OBJECTIVE -
Copy out every line of the records where the string "text" occurs.

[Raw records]
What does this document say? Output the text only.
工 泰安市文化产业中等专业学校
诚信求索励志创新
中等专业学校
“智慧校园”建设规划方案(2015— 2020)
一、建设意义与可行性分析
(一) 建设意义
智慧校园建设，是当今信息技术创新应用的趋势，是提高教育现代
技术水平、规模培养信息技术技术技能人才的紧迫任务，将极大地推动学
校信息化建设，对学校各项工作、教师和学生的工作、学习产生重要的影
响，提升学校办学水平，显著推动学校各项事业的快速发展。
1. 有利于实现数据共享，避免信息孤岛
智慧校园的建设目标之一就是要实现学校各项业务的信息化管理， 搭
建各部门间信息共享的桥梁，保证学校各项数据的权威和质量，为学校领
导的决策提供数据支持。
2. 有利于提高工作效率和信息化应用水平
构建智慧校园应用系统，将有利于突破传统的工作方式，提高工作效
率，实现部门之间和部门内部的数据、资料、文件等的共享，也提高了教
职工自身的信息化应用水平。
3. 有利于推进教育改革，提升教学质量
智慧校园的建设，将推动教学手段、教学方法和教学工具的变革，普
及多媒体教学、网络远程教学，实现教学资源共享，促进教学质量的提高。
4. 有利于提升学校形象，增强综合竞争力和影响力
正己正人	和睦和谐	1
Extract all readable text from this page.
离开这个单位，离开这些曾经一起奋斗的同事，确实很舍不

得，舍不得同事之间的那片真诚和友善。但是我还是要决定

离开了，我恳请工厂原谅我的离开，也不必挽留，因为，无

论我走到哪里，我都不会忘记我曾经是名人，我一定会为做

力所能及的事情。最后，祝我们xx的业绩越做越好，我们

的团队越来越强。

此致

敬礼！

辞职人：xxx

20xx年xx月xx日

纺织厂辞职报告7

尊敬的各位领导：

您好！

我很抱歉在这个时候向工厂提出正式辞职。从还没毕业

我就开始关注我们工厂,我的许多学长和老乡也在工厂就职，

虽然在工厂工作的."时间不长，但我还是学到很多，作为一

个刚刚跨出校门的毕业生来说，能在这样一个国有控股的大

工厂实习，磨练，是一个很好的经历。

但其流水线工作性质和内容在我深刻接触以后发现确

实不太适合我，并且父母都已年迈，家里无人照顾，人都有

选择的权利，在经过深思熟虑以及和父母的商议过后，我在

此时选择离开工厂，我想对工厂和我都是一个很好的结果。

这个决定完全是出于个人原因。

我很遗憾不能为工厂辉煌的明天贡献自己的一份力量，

OUTPUT OF THE EXERCISE -
What does this document say? Output the text only.
Extract all readable text from this page.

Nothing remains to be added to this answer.